» Exercise requirements
What follows is a listing; give it again exactly, in its entirety.

#### Material supplied ####

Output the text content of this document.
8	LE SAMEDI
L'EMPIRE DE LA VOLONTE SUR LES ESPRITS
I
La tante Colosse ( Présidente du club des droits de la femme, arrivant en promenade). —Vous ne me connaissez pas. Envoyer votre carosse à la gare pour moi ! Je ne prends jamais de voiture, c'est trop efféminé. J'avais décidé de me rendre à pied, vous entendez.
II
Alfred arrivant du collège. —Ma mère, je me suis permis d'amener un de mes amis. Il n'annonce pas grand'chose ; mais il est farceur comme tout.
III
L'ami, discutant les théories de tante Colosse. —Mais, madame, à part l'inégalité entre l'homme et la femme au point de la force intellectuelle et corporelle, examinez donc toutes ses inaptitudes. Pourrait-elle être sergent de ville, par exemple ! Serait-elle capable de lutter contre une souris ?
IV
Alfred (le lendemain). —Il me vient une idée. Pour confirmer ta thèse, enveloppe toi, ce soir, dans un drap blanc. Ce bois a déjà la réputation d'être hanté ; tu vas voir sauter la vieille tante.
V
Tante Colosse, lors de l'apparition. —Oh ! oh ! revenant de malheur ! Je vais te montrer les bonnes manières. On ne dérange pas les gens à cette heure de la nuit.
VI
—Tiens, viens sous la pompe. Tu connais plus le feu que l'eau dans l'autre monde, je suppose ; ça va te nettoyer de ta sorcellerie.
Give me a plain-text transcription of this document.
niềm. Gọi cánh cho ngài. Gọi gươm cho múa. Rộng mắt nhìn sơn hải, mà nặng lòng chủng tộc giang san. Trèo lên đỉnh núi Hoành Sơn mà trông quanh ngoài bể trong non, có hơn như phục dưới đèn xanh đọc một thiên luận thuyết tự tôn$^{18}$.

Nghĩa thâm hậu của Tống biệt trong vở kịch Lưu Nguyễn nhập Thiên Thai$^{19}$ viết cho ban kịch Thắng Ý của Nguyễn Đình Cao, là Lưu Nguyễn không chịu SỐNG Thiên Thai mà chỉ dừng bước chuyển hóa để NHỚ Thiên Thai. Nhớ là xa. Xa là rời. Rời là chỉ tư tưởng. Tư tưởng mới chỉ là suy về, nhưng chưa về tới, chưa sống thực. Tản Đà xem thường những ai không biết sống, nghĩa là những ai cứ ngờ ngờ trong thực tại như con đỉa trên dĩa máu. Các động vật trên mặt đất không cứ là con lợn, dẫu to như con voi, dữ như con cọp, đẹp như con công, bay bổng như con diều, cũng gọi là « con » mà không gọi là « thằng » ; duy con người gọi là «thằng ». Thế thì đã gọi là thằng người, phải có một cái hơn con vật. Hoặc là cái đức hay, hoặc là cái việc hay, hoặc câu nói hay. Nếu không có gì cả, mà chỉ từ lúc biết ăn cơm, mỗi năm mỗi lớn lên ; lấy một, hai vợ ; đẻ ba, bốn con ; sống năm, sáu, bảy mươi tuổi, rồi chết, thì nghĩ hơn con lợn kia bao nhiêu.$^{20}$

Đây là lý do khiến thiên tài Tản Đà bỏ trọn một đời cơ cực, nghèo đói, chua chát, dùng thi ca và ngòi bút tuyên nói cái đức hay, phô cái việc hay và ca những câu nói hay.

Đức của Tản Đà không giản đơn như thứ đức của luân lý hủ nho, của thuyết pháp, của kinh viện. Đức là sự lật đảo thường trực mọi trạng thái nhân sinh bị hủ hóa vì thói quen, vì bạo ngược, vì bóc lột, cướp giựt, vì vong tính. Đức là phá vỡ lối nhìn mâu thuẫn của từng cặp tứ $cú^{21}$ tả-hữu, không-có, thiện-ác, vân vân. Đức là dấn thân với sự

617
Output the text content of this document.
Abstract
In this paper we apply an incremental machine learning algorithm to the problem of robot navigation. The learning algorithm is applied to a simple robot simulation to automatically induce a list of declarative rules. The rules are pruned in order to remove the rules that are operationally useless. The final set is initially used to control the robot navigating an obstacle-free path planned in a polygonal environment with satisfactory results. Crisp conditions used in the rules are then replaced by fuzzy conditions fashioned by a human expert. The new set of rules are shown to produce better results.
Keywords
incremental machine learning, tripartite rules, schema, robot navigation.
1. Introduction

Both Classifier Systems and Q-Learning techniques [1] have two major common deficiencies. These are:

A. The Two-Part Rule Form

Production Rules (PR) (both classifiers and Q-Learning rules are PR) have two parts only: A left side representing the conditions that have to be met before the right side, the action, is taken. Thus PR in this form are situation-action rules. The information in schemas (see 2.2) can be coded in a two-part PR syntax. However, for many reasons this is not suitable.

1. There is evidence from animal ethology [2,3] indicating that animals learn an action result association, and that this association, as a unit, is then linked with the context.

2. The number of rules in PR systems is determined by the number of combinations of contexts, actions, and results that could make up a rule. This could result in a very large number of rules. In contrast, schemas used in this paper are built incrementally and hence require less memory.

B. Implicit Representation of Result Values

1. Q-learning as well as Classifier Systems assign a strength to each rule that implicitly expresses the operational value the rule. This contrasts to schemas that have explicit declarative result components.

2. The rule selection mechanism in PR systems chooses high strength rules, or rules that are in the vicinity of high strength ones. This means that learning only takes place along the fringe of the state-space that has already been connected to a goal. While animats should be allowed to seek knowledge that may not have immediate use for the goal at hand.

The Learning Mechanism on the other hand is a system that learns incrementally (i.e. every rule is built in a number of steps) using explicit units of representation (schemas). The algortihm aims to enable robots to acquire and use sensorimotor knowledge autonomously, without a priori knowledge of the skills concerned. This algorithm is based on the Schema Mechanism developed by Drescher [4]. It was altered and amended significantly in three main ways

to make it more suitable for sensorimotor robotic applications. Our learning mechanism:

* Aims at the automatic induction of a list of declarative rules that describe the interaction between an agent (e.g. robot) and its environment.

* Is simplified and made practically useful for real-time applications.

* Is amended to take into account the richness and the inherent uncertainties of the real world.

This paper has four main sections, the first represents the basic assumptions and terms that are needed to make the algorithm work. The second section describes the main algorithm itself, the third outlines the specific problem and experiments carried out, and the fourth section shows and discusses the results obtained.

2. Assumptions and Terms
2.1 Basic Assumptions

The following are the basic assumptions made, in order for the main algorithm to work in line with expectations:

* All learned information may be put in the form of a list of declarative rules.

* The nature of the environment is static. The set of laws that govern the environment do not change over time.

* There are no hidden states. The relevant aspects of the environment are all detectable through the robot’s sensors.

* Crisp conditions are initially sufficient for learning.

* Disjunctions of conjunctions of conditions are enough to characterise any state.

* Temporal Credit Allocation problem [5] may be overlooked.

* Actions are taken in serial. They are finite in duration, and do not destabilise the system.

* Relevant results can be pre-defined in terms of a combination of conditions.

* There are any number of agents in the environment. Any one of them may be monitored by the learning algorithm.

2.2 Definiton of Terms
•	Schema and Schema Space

####

» Response
Output the text content of this document.
8	LE SAMEDI
L'EMPIRE DE LA VOLONTE SUR LES ESPRITS
I
La tante Colosse ( Présidente du club des droits de la femme, arrivant en promenade). —Vous ne me connaissez pas. Envoyer votre carosse à la gare pour moi ! Je ne prends jamais de voiture, c'est trop efféminé. J'avais décidé de me rendre à pied, vous entendez.
II
Alfred arrivant du collège. —Ma mère, je me suis permis d'amener un de mes amis. Il n'annonce pas grand'chose ; mais il est farceur comme tout.
III
L'ami, discutant les théories de tante Colosse. —Mais, madame, à part l'inégalité entre l'homme et la femme au point de la force intellectuelle et corporelle, examinez donc toutes ses inaptitudes. Pourrait-elle être sergent de ville, par exemple ! Serait-elle capable de lutter contre une souris ?
IV
Alfred (le lendemain). —Il me vient une idée. Pour confirmer ta thèse, enveloppe toi, ce soir, dans un drap blanc. Ce bois a déjà la réputation d'être hanté ; tu vas voir sauter la vieille tante.
V
Tante Colosse, lors de l'apparition. —Oh ! oh ! revenant de malheur ! Je vais te montrer les bonnes manières. On ne dérange pas les gens à cette heure de la nuit.
VI
—Tiens, viens sous la pompe. Tu connais plus le feu que l'eau dans l'autre monde, je suppose ; ça va te nettoyer de ta sorcellerie.
Give me a plain-text transcription of this document.
niềm. Gọi cánh cho ngài. Gọi gươm cho múa. Rộng mắt nhìn sơn hải, mà nặng lòng chủng tộc giang san. Trèo lên đỉnh núi Hoành Sơn mà trông quanh ngoài bể trong non, có hơn như phục dưới đèn xanh đọc một thiên luận thuyết tự tôn$^{18}$.

Nghĩa thâm hậu của Tống biệt trong vở kịch Lưu Nguyễn nhập Thiên Thai$^{19}$ viết cho ban kịch Thắng Ý của Nguyễn Đình Cao, là Lưu Nguyễn không chịu SỐNG Thiên Thai mà chỉ dừng bước chuyển hóa để NHỚ Thiên Thai. Nhớ là xa. Xa là rời. Rời là chỉ tư tưởng. Tư tưởng mới chỉ là suy về, nhưng chưa về tới, chưa sống thực. Tản Đà xem thường những ai không biết sống, nghĩa là những ai cứ ngờ ngờ trong thực tại như con đỉa trên dĩa máu. Các động vật trên mặt đất không cứ là con lợn, dẫu to như con voi, dữ như con cọp, đẹp như con công, bay bổng như con diều, cũng gọi là « con » mà không gọi là « thằng » ; duy con người gọi là «thằng ». Thế thì đã gọi là thằng người, phải có một cái hơn con vật. Hoặc là cái đức hay, hoặc là cái việc hay, hoặc câu nói hay. Nếu không có gì cả, mà chỉ từ lúc biết ăn cơm, mỗi năm mỗi lớn lên ; lấy một, hai vợ ; đẻ ba, bốn con ; sống năm, sáu, bảy mươi tuổi, rồi chết, thì nghĩ hơn con lợn kia bao nhiêu.$^{20}$

Đây là lý do khiến thiên tài Tản Đà bỏ trọn một đời cơ cực, nghèo đói, chua chát, dùng thi ca và ngòi bút tuyên nói cái đức hay, phô cái việc hay và ca những câu nói hay.

Đức của Tản Đà không giản đơn như thứ đức của luân lý hủ nho, của thuyết pháp, của kinh viện. Đức là sự lật đảo thường trực mọi trạng thái nhân sinh bị hủ hóa vì thói quen, vì bạo ngược, vì bóc lột, cướp giựt, vì vong tính. Đức là phá vỡ lối nhìn mâu thuẫn của từng cặp tứ $cú^{21}$ tả-hữu, không-có, thiện-ác, vân vân. Đức là dấn thân với sự

617
Output the text content of this document.
Abstract
In this paper we apply an incremental machine learning algorithm to the problem of robot navigation. The learning algorithm is applied to a simple robot simulation to automatically induce a list of declarative rules. The rules are pruned in order to remove the rules that are operationally useless. The final set is initially used to control the robot navigating an obstacle-free path planned in a polygonal environment with satisfactory results. Crisp conditions used in the rules are then replaced by fuzzy conditions fashioned by a human expert. The new set of rules are shown to produce better results.
Keywords
incremental machine learning, tripartite rules, schema, robot navigation.
1. Introduction

Both Classifier Systems and Q-Learning techniques [1] have two major common deficiencies. These are:

A. The Two-Part Rule Form

Production Rules (PR) (both classifiers and Q-Learning rules are PR) have two parts only: A left side representing the conditions that have to be met before the right side, the action, is taken. Thus PR in this form are situation-action rules. The information in schemas (see 2.2) can be coded in a two-part PR syntax. However, for many reasons this is not suitable.

1. There is evidence from animal ethology [2,3] indicating that animals learn an action result association, and that this association, as a unit, is then linked with the context.

2. The number of rules in PR systems is determined by the number of combinations of contexts, actions, and results that could make up a rule. This could result in a very large number of rules. In contrast, schemas used in this paper are built incrementally and hence require less memory.

B. Implicit Representation of Result Values

1. Q-learning as well as Classifier Systems assign a strength to each rule that implicitly expresses the operational value the rule. This contrasts to schemas that have explicit declarative result components.

2. The rule selection mechanism in PR systems chooses high strength rules, or rules that are in the vicinity of high strength ones. This means that learning only takes place along the fringe of the state-space that has already been connected to a goal. While animats should be allowed to seek knowledge that may not have immediate use for the goal at hand.

The Learning Mechanism on the other hand is a system that learns incrementally (i.e. every rule is built in a number of steps) using explicit units of representation (schemas). The algortihm aims to enable robots to acquire and use sensorimotor knowledge autonomously, without a priori knowledge of the skills concerned. This algorithm is based on the Schema Mechanism developed by Drescher [4]. It was altered and amended significantly in three main ways

to make it more suitable for sensorimotor robotic applications. Our learning mechanism:

* Aims at the automatic induction of a list of declarative rules that describe the interaction between an agent (e.g. robot) and its environment.

* Is simplified and made practically useful for real-time applications.

* Is amended to take into account the richness and the inherent uncertainties of the real world.

This paper has four main sections, the first represents the basic assumptions and terms that are needed to make the algorithm work. The second section describes the main algorithm itself, the third outlines the specific problem and experiments carried out, and the fourth section shows and discusses the results obtained.

2. Assumptions and Terms
2.1 Basic Assumptions

The following are the basic assumptions made, in order for the main algorithm to work in line with expectations:

* All learned information may be put in the form of a list of declarative rules.

* The nature of the environment is static. The set of laws that govern the environment do not change over time.

* There are no hidden states. The relevant aspects of the environment are all detectable through the robot’s sensors.

* Crisp conditions are initially sufficient for learning.

* Disjunctions of conjunctions of conditions are enough to characterise any state.

* Temporal Credit Allocation problem [5] may be overlooked.

* Actions are taken in serial. They are finite in duration, and do not destabilise the system.

* Relevant results can be pre-defined in terms of a combination of conditions.

* There are any number of agents in the environment. Any one of them may be monitored by the learning algorithm.

2.2 Definiton of Terms
•	Schema and Schema Space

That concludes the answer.